* Stated goal *
Write out, precisely and in full, each line of the material.
_____
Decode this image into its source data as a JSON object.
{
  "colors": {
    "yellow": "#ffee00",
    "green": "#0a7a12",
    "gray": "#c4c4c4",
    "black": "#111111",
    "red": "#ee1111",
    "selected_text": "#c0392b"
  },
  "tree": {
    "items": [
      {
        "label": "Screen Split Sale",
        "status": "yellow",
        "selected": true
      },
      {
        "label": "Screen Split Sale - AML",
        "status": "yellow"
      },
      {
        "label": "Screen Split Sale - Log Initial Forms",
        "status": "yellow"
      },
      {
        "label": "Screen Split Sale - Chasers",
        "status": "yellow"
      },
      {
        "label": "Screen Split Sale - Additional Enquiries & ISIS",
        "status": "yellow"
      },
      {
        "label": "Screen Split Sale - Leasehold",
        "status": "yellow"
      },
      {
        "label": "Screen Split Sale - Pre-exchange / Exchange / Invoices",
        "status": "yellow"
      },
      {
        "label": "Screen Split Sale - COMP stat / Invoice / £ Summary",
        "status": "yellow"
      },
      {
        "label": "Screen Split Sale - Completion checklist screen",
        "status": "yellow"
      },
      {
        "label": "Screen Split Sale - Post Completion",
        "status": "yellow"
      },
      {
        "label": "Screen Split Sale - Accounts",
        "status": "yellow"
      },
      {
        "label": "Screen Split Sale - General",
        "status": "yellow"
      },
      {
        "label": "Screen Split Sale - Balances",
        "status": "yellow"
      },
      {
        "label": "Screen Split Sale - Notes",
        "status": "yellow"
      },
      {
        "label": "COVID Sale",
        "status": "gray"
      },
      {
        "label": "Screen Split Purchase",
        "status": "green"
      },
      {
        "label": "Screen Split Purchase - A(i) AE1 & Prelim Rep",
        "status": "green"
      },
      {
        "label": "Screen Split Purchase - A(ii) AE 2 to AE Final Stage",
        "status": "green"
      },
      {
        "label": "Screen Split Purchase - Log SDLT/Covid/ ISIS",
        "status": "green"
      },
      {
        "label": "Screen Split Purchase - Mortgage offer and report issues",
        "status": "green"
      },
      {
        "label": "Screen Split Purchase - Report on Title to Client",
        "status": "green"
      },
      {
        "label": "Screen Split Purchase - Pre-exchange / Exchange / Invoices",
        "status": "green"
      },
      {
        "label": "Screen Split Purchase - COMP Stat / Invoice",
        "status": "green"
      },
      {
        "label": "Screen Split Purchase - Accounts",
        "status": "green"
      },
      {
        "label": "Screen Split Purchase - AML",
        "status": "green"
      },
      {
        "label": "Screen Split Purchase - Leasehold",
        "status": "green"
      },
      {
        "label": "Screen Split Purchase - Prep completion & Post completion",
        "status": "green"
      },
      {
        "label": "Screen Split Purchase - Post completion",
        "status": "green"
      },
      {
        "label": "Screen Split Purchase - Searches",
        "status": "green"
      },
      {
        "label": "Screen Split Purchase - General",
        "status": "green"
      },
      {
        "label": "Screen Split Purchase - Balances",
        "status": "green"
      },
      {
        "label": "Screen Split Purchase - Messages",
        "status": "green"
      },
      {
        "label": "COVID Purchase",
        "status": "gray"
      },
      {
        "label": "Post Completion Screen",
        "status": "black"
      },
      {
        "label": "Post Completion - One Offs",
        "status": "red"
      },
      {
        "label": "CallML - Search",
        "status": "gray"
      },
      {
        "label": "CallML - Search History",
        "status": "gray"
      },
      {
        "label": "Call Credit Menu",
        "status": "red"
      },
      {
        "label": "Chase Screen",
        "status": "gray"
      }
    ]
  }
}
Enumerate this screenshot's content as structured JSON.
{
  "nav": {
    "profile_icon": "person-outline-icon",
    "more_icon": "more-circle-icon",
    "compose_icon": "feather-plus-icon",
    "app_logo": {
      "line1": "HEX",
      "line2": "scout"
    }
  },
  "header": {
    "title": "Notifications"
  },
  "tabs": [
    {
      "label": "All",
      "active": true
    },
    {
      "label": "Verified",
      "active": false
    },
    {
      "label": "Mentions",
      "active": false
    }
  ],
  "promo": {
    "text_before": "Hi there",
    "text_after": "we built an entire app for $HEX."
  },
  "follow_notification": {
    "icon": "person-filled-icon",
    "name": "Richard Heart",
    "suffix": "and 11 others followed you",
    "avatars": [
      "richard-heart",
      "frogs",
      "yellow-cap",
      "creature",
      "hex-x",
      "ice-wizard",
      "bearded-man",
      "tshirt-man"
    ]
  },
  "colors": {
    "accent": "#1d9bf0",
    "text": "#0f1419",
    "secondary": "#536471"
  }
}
_____
* Full solution *
Decode this image into its source data as a JSON object.
{
  "colors": {
    "yellow": "#ffee00",
    "green": "#0a7a12",
    "gray": "#c4c4c4",
    "black": "#111111",
    "red": "#ee1111",
    "selected_text": "#c0392b"
  },
  "tree": {
    "items": [
      {
        "label": "Screen Split Sale",
        "status": "yellow",
        "selected": true
      },
      {
        "label": "Screen Split Sale - AML",
        "status": "yellow"
      },
      {
        "label": "Screen Split Sale - Log Initial Forms",
        "status": "yellow"
      },
      {
        "label": "Screen Split Sale - Chasers",
        "status": "yellow"
      },
      {
        "label": "Screen Split Sale - Additional Enquiries & ISIS",
        "status": "yellow"
      },
      {
        "label": "Screen Split Sale - Leasehold",
        "status": "yellow"
      },
      {
        "label": "Screen Split Sale - Pre-exchange / Exchange / Invoices",
        "status": "yellow"
      },
      {
        "label": "Screen Split Sale - COMP stat / Invoice / £ Summary",
        "status": "yellow"
      },
      {
        "label": "Screen Split Sale - Completion checklist screen",
        "status": "yellow"
      },
      {
        "label": "Screen Split Sale - Post Completion",
        "status": "yellow"
      },
      {
        "label": "Screen Split Sale - Accounts",
        "status": "yellow"
      },
      {
        "label": "Screen Split Sale - General",
        "status": "yellow"
      },
      {
        "label": "Screen Split Sale - Balances",
        "status": "yellow"
      },
      {
        "label": "Screen Split Sale - Notes",
        "status": "yellow"
      },
      {
        "label": "COVID Sale",
        "status": "gray"
      },
      {
        "label": "Screen Split Purchase",
        "status": "green"
      },
      {
        "label": "Screen Split Purchase - A(i) AE1 & Prelim Rep",
        "status": "green"
      },
      {
        "label": "Screen Split Purchase - A(ii) AE 2 to AE Final Stage",
        "status": "green"
      },
      {
        "label": "Screen Split Purchase - Log SDLT/Covid/ ISIS",
        "status": "green"
      },
      {
        "label": "Screen Split Purchase - Mortgage offer and report issues",
        "status": "green"
      },
      {
        "label": "Screen Split Purchase - Report on Title to Client",
        "status": "green"
      },
      {
        "label": "Screen Split Purchase - Pre-exchange / Exchange / Invoices",
        "status": "green"
      },
      {
        "label": "Screen Split Purchase - COMP Stat / Invoice",
        "status": "green"
      },
      {
        "label": "Screen Split Purchase - Accounts",
        "status": "green"
      },
      {
        "label": "Screen Split Purchase - AML",
        "status": "green"
      },
      {
        "label": "Screen Split Purchase - Leasehold",
        "status": "green"
      },
      {
        "label": "Screen Split Purchase - Prep completion & Post completion",
        "status": "green"
      },
      {
        "label": "Screen Split Purchase - Post completion",
        "status": "green"
      },
      {
        "label": "Screen Split Purchase - Searches",
        "status": "green"
      },
      {
        "label": "Screen Split Purchase - General",
        "status": "green"
      },
      {
        "label": "Screen Split Purchase - Balances",
        "status": "green"
      },
      {
        "label": "Screen Split Purchase - Messages",
        "status": "green"
      },
      {
        "label": "COVID Purchase",
        "status": "gray"
      },
      {
        "label": "Post Completion Screen",
        "status": "black"
      },
      {
        "label": "Post Completion - One Offs",
        "status": "red"
      },
      {
        "label": "CallML - Search",
        "status": "gray"
      },
      {
        "label": "CallML - Search History",
        "status": "gray"
      },
      {
        "label": "Call Credit Menu",
        "status": "red"
      },
      {
        "label": "Chase Screen",
        "status": "gray"
      }
    ]
  }
}
Enumerate this screenshot's content as structured JSON.
{
  "nav": {
    "profile_icon": "person-outline-icon",
    "more_icon": "more-circle-icon",
    "compose_icon": "feather-plus-icon",
    "app_logo": {
      "line1": "HEX",
      "line2": "scout"
    }
  },
  "header": {
    "title": "Notifications"
  },
  "tabs": [
    {
      "label": "All",
      "active": true
    },
    {
      "label": "Verified",
      "active": false
    },
    {
      "label": "Mentions",
      "active": false
    }
  ],
  "promo": {
    "text_before": "Hi there",
    "text_after": "we built an entire app for $HEX."
  },
  "follow_notification": {
    "icon": "person-filled-icon",
    "name": "Richard Heart",
    "suffix": "and 11 others followed you",
    "avatars": [
      "richard-heart",
      "frogs",
      "yellow-cap",
      "creature",
      "hex-x",
      "ice-wizard",
      "bearded-man",
      "tshirt-man"
    ]
  },
  "colors": {
    "accent": "#1d9bf0",
    "text": "#0f1419",
    "secondary": "#536471"
  }
}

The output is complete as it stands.